Task prompt =>
Copy every entry exactly.

Recorded data =>
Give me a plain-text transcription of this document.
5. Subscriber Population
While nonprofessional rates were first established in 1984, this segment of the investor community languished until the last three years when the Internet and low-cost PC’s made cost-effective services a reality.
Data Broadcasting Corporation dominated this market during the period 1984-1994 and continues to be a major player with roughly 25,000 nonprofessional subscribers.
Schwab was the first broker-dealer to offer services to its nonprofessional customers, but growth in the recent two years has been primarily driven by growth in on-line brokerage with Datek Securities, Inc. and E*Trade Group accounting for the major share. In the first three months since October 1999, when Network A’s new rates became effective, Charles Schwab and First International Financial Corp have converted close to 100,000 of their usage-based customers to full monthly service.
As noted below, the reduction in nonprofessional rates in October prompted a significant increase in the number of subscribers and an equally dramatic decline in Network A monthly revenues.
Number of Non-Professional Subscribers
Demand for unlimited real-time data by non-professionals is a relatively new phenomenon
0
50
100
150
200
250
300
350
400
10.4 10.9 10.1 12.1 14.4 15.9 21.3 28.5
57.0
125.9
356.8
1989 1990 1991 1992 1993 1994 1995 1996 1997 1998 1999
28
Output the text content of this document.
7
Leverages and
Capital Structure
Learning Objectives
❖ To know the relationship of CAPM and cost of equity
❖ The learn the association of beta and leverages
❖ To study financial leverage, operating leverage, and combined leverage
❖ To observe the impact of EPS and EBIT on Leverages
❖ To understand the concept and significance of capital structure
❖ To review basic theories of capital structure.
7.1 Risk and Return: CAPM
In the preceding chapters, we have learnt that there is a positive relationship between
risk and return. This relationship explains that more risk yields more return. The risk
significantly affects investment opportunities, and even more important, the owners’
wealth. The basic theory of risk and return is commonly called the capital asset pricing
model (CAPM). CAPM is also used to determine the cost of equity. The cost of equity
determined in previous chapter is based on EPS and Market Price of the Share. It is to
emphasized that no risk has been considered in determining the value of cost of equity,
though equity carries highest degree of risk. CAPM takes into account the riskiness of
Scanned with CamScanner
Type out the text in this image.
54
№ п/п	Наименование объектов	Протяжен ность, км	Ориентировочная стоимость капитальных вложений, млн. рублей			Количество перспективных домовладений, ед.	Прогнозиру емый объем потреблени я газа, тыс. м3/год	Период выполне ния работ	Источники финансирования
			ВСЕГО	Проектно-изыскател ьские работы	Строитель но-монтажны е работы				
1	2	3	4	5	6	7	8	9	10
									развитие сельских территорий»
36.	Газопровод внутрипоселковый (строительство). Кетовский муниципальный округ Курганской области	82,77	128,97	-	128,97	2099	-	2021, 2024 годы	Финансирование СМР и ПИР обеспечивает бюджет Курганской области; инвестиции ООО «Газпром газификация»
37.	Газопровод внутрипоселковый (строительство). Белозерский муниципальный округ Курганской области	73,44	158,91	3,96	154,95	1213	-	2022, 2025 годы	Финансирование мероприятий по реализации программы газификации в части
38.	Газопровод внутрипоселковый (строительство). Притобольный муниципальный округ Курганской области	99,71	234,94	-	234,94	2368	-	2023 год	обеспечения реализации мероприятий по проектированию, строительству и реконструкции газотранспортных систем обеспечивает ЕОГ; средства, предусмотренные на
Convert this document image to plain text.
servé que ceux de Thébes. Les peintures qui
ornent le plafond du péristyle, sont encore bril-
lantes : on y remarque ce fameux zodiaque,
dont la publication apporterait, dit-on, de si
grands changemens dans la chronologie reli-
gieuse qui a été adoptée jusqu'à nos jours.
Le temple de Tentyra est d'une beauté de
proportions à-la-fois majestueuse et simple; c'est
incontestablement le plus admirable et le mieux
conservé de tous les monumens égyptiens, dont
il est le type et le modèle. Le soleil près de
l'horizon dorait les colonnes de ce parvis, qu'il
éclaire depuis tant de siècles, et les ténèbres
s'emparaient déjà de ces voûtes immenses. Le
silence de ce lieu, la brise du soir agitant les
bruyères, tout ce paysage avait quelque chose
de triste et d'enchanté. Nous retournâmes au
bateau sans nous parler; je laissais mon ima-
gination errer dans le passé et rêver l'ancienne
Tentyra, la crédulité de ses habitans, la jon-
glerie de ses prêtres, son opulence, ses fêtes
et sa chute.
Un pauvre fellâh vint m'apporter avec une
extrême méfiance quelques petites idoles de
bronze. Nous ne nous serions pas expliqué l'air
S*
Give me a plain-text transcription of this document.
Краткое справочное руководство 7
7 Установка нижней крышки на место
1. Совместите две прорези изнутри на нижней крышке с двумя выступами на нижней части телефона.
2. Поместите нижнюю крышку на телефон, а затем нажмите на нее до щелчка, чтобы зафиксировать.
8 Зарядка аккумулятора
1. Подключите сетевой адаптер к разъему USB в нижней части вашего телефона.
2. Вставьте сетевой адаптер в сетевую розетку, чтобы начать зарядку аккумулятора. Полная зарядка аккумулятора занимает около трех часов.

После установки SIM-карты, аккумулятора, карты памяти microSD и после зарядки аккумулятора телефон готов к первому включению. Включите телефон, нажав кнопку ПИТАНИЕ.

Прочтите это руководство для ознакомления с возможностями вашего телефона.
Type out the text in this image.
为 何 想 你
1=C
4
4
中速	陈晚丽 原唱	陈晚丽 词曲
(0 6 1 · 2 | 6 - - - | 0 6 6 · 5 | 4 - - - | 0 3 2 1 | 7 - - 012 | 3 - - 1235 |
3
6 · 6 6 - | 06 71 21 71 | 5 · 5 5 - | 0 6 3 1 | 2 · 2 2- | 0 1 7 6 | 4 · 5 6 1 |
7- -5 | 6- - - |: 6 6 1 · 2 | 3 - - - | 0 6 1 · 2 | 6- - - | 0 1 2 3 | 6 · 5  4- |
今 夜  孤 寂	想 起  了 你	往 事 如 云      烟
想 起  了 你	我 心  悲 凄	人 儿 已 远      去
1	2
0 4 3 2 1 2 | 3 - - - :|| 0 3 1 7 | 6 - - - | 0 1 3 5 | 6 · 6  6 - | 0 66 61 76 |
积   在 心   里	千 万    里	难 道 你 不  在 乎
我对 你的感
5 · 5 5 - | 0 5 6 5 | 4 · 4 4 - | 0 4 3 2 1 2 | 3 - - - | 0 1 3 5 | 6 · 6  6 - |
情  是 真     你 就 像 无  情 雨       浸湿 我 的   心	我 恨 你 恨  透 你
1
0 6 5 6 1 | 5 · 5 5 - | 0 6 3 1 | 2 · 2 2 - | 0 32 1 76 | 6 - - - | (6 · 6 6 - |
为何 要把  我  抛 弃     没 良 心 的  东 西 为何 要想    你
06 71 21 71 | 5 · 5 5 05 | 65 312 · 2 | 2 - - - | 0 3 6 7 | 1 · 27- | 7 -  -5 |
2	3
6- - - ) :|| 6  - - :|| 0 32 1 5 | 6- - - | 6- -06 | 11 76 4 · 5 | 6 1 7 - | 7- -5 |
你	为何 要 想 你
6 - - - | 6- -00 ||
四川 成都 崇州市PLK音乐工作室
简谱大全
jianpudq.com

Result of this exercise =>
Give me a plain-text transcription of this document.
5. Subscriber Population
While nonprofessional rates were first established in 1984, this segment of the investor community languished until the last three years when the Internet and low-cost PC’s made cost-effective services a reality.
Data Broadcasting Corporation dominated this market during the period 1984-1994 and continues to be a major player with roughly 25,000 nonprofessional subscribers.
Schwab was the first broker-dealer to offer services to its nonprofessional customers, but growth in the recent two years has been primarily driven by growth in on-line brokerage with Datek Securities, Inc. and E*Trade Group accounting for the major share. In the first three months since October 1999, when Network A’s new rates became effective, Charles Schwab and First International Financial Corp have converted close to 100,000 of their usage-based customers to full monthly service.
As noted below, the reduction in nonprofessional rates in October prompted a significant increase in the number of subscribers and an equally dramatic decline in Network A monthly revenues.
Number of Non-Professional Subscribers
Demand for unlimited real-time data by non-professionals is a relatively new phenomenon
0
50
100
150
200
250
300
350
400
10.4 10.9 10.1 12.1 14.4 15.9 21.3 28.5
57.0
125.9
356.8
1989 1990 1991 1992 1993 1994 1995 1996 1997 1998 1999
28
Output the text content of this document.
7
Leverages and
Capital Structure
Learning Objectives
❖ To know the relationship of CAPM and cost of equity
❖ The learn the association of beta and leverages
❖ To study financial leverage, operating leverage, and combined leverage
❖ To observe the impact of EPS and EBIT on Leverages
❖ To understand the concept and significance of capital structure
❖ To review basic theories of capital structure.
7.1 Risk and Return: CAPM
In the preceding chapters, we have learnt that there is a positive relationship between
risk and return. This relationship explains that more risk yields more return. The risk
significantly affects investment opportunities, and even more important, the owners’
wealth. The basic theory of risk and return is commonly called the capital asset pricing
model (CAPM). CAPM is also used to determine the cost of equity. The cost of equity
determined in previous chapter is based on EPS and Market Price of the Share. It is to
emphasized that no risk has been considered in determining the value of cost of equity,
though equity carries highest degree of risk. CAPM takes into account the riskiness of
Scanned with CamScanner
Type out the text in this image.
54
№ п/п	Наименование объектов	Протяжен ность, км	Ориентировочная стоимость капитальных вложений, млн. рублей			Количество перспективных домовладений, ед.	Прогнозиру емый объем потреблени я газа, тыс. м3/год	Период выполне ния работ	Источники финансирования
			ВСЕГО	Проектно-изыскател ьские работы	Строитель но-монтажны е работы				
1	2	3	4	5	6	7	8	9	10
									развитие сельских территорий»
36.	Газопровод внутрипоселковый (строительство). Кетовский муниципальный округ Курганской области	82,77	128,97	-	128,97	2099	-	2021, 2024 годы	Финансирование СМР и ПИР обеспечивает бюджет Курганской области; инвестиции ООО «Газпром газификация»
37.	Газопровод внутрипоселковый (строительство). Белозерский муниципальный округ Курганской области	73,44	158,91	3,96	154,95	1213	-	2022, 2025 годы	Финансирование мероприятий по реализации программы газификации в части
38.	Газопровод внутрипоселковый (строительство). Притобольный муниципальный округ Курганской области	99,71	234,94	-	234,94	2368	-	2023 год	обеспечения реализации мероприятий по проектированию, строительству и реконструкции газотранспортных систем обеспечивает ЕОГ; средства, предусмотренные на
Convert this document image to plain text.
servé que ceux de Thébes. Les peintures qui
ornent le plafond du péristyle, sont encore bril-
lantes : on y remarque ce fameux zodiaque,
dont la publication apporterait, dit-on, de si
grands changemens dans la chronologie reli-
gieuse qui a été adoptée jusqu'à nos jours.
Le temple de Tentyra est d'une beauté de
proportions à-la-fois majestueuse et simple; c'est
incontestablement le plus admirable et le mieux
conservé de tous les monumens égyptiens, dont
il est le type et le modèle. Le soleil près de
l'horizon dorait les colonnes de ce parvis, qu'il
éclaire depuis tant de siècles, et les ténèbres
s'emparaient déjà de ces voûtes immenses. Le
silence de ce lieu, la brise du soir agitant les
bruyères, tout ce paysage avait quelque chose
de triste et d'enchanté. Nous retournâmes au
bateau sans nous parler; je laissais mon ima-
gination errer dans le passé et rêver l'ancienne
Tentyra, la crédulité de ses habitans, la jon-
glerie de ses prêtres, son opulence, ses fêtes
et sa chute.
Un pauvre fellâh vint m'apporter avec une
extrême méfiance quelques petites idoles de
bronze. Nous ne nous serions pas expliqué l'air
S*
Give me a plain-text transcription of this document.
Краткое справочное руководство 7
7 Установка нижней крышки на место
1. Совместите две прорези изнутри на нижней крышке с двумя выступами на нижней части телефона.
2. Поместите нижнюю крышку на телефон, а затем нажмите на нее до щелчка, чтобы зафиксировать.
8 Зарядка аккумулятора
1. Подключите сетевой адаптер к разъему USB в нижней части вашего телефона.
2. Вставьте сетевой адаптер в сетевую розетку, чтобы начать зарядку аккумулятора. Полная зарядка аккумулятора занимает около трех часов.

После установки SIM-карты, аккумулятора, карты памяти microSD и после зарядки аккумулятора телефон готов к первому включению. Включите телефон, нажав кнопку ПИТАНИЕ.

Прочтите это руководство для ознакомления с возможностями вашего телефона.
Type out the text in this image.
为 何 想 你
1=C
4
4
中速	陈晚丽 原唱	陈晚丽 词曲
(0 6 1 · 2 | 6 - - - | 0 6 6 · 5 | 4 - - - | 0 3 2 1 | 7 - - 012 | 3 - - 1235 |
3
6 · 6 6 - | 06 71 21 71 | 5 · 5 5 - | 0 6 3 1 | 2 · 2 2- | 0 1 7 6 | 4 · 5 6 1 |
7- -5 | 6- - - |: 6 6 1 · 2 | 3 - - - | 0 6 1 · 2 | 6- - - | 0 1 2 3 | 6 · 5  4- |
今 夜  孤 寂	想 起  了 你	往 事 如 云      烟
想 起  了 你	我 心  悲 凄	人 儿 已 远      去
1	2
0 4 3 2 1 2 | 3 - - - :|| 0 3 1 7 | 6 - - - | 0 1 3 5 | 6 · 6  6 - | 0 66 61 76 |
积   在 心   里	千 万    里	难 道 你 不  在 乎
我对 你的感
5 · 5 5 - | 0 5 6 5 | 4 · 4 4 - | 0 4 3 2 1 2 | 3 - - - | 0 1 3 5 | 6 · 6  6 - |
情  是 真     你 就 像 无  情 雨       浸湿 我 的   心	我 恨 你 恨  透 你
1
0 6 5 6 1 | 5 · 5 5 - | 0 6 3 1 | 2 · 2 2 - | 0 32 1 76 | 6 - - - | (6 · 6 6 - |
为何 要把  我  抛 弃     没 良 心 的  东 西 为何 要想    你
06 71 21 71 | 5 · 5 5 05 | 65 312 · 2 | 2 - - - | 0 3 6 7 | 1 · 27- | 7 -  -5 |
2	3
6- - - ) :|| 6  - - :|| 0 32 1 5 | 6- - - | 6- -06 | 11 76 4 · 5 | 6 1 7 - | 7- -5 |
你	为何 要 想 你
6 - - - | 6- -00 ||
四川 成都 崇州市PLK音乐工作室
简谱大全
jianpudq.com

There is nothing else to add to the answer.